> **Document section**
— START —
The world is like a great abyss, filled with endless opportunities and emotions; because we live in such a precarious, disquieted globe, the disquiet we are surrounded by fails to hush the tumult in our minds and hearts.

Love and obsession are argued to be two different catalysts and motives. But are they really, when both drive a person to do anything, absolutely anything, to live the reality that once only lived in a dream? An interesting question regarding reality is, do people make their reality or live in their heads, hoping it is the truth?

Obsession and reality are questioned in Donna Tartt’s novel, The Secret History. The novel is told through the eyes of Richard Papen, a curious college student who joins a peculiar group of college students: Camilla, Charles, Francis, Edmund, and Henry. This clash of characters forms when Richard joins a Greek class taught by Julian Morrow, a mysterious and authoritative professor; Julian subconsciously influences his students to question the world they live in, replacing modern ideologies with that of the Ancient Greeks.

Exploiting the passion his students have for the life and philosophy of the Ancient Greeks, Julian encourages his students to live by such philosophy — to escape the burden of monotony and live in the intoxication of chaos and adrenaline — causing the group to develop a particular obsession with the Dionysiac frenzy rituals. With the help of various intoxicants, these rituals allow devoted individuals to transcend.

Richard’s fascination with his newfound friends and professor causes him to fall under the influence of their questionable morals. At the start of their friendship, everyone, excluding Henry was adamant about enlightening Richard on the rituals. This caused Richard to be (at times) left out of the group without any reason as to why he was being left out, occasionally finding a bed sheet covered in dirt or a leaf concoction in a boiling pot. Taking the initiative, Henry reveals the group’s “practices,” introducing the idea of chaos and mania to Richard.

Henry, being the unspoken leader of the group, hosts these rituals in the desperate hope that his life has more meaning and purpose than what the mundaneness of reality can give him. The group’s shared passion for losing control of themselves is the core that keeps them so close together. While the need to lose themselves keeps them together, it becomes the reason for their tragic fallout. Edmund, notoriously known as Bunny, begins separating, even fearing, his friends after truly understanding the intensity of the rituals. The twist of the plot puts a great twist on the group — it makes its grand entrance when Henry tells Richard how he murdered an innocent farmer while he was in a state of high during the ritual.

The news of the murder spreads — no one knowing Henry was the murderer — striking the group with intense paranoia. Bunny knows Henry is the killer and begins blackmailing him and the rest of the group. Reaching the peak of their paranoia, Henry, Charles, Camilla, Francis, and Richard develop a plan to kill Bunny; this plan, though immoral and divides the group even more, is successful. Vermont blows up at the news of Bunny’s death, believing Bunny drunkenly fell off a cliff; with the presence of the FBI, the rest of the group is put under immense pressure. Each character fights each other as well as themselves, leading to a tragic separation and with Bunny in the grave.

The intoxication of chaos, though once beautiful, showed its terrorizing realness. Professor Julian Morrow was correct in teaching his students that beauty is terror, for we bow down to what we perceive is glorious.
— END —
> **Data section**
— START —
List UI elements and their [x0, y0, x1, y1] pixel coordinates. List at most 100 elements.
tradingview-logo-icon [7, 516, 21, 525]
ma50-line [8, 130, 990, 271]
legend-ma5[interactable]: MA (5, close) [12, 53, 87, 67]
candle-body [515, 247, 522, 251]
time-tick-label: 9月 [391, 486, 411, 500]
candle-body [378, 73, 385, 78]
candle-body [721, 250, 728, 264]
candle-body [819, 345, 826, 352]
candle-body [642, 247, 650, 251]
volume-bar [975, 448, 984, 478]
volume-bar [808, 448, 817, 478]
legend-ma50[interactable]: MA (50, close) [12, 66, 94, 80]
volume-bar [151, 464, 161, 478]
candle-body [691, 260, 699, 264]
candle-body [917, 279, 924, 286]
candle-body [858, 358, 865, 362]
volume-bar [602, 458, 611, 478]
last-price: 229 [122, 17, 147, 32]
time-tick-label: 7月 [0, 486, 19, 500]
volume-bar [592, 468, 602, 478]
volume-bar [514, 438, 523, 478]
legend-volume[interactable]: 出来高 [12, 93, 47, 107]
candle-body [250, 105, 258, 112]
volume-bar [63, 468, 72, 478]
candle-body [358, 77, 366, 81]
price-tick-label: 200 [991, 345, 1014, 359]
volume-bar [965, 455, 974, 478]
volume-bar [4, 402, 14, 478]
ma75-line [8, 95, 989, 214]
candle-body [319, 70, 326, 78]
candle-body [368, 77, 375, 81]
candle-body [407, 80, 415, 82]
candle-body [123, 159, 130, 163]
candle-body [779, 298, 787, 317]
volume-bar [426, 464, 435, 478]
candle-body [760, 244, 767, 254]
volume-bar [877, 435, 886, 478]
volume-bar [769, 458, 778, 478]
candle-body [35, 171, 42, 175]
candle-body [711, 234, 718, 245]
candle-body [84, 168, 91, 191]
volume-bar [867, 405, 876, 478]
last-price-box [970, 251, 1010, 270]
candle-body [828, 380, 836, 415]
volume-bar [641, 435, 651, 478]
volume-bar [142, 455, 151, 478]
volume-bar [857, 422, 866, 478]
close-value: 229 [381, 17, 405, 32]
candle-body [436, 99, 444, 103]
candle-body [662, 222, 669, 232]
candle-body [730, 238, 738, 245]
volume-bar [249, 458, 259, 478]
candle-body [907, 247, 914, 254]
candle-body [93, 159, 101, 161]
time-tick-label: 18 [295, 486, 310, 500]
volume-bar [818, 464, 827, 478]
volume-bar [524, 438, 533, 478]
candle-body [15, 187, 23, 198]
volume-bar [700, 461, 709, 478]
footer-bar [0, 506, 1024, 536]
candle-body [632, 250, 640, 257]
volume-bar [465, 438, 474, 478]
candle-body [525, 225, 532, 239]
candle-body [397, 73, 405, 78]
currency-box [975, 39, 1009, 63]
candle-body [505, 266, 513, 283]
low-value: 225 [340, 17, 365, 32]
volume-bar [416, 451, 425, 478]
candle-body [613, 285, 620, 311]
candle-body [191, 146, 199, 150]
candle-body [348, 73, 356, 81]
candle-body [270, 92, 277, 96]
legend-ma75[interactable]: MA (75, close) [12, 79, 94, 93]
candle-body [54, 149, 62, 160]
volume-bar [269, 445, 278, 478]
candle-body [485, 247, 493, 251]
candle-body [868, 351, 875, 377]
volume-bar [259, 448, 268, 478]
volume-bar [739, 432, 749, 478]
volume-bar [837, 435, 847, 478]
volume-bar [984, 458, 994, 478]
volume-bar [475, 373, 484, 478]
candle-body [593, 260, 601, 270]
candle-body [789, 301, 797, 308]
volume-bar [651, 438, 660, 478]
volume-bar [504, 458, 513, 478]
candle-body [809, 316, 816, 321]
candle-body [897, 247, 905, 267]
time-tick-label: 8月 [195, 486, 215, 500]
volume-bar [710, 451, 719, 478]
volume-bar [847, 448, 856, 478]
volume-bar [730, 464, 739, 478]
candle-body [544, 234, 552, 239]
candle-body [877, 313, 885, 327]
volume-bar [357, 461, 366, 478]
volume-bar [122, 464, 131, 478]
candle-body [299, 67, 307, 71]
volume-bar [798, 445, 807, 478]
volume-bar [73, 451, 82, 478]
— END —
> **To do**
Answer these questions from the essay on The Secret History:
1. Who teaches the Greek class that Richard joins?
2. What name is Edmund notoriously known by?
3. What did Vermont believe caused Bunny's death?

> **Complete response**
1. Julian Morrow
2. Bunny
3. Vermont believed Bunny drunkenly fell off a cliff.